[start]
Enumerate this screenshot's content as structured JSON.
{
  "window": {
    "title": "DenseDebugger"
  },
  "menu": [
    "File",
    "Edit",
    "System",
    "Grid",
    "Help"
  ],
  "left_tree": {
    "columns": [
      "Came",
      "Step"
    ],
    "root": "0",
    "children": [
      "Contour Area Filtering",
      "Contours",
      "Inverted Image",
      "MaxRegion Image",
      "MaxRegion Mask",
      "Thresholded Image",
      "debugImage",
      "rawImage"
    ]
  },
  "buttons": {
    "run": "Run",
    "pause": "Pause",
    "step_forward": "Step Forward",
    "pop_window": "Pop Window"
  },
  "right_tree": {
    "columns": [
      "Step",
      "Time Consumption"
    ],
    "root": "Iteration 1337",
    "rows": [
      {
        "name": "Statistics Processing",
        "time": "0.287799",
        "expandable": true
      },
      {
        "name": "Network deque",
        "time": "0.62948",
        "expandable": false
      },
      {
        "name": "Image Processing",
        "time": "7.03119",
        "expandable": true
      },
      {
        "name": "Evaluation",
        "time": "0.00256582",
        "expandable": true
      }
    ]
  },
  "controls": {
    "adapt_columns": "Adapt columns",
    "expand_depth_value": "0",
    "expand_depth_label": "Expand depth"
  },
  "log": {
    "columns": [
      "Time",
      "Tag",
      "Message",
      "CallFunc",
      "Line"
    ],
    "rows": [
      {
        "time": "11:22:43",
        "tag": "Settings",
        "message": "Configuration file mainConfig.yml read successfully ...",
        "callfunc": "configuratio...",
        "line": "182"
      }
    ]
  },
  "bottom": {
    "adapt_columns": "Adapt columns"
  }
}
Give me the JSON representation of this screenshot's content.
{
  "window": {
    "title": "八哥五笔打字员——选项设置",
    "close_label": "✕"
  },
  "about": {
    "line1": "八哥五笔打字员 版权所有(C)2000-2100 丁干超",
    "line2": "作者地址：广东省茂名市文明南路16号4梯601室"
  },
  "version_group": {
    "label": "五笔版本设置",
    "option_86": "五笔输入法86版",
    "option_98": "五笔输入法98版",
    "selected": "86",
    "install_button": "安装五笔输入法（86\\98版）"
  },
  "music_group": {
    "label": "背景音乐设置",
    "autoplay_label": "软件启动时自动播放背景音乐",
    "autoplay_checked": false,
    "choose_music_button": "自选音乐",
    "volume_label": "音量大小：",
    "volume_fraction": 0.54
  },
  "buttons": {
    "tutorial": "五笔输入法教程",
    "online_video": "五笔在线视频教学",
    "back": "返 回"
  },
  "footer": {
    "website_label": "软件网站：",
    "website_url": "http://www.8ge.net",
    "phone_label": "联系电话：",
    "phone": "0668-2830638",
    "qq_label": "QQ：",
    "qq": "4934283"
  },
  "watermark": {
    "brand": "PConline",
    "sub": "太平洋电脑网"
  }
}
[end]
- What you need to do: Report how many lines in the listing above include the word "八哥五笔打字员". Give nothing but the number.

- Finished exercise: 2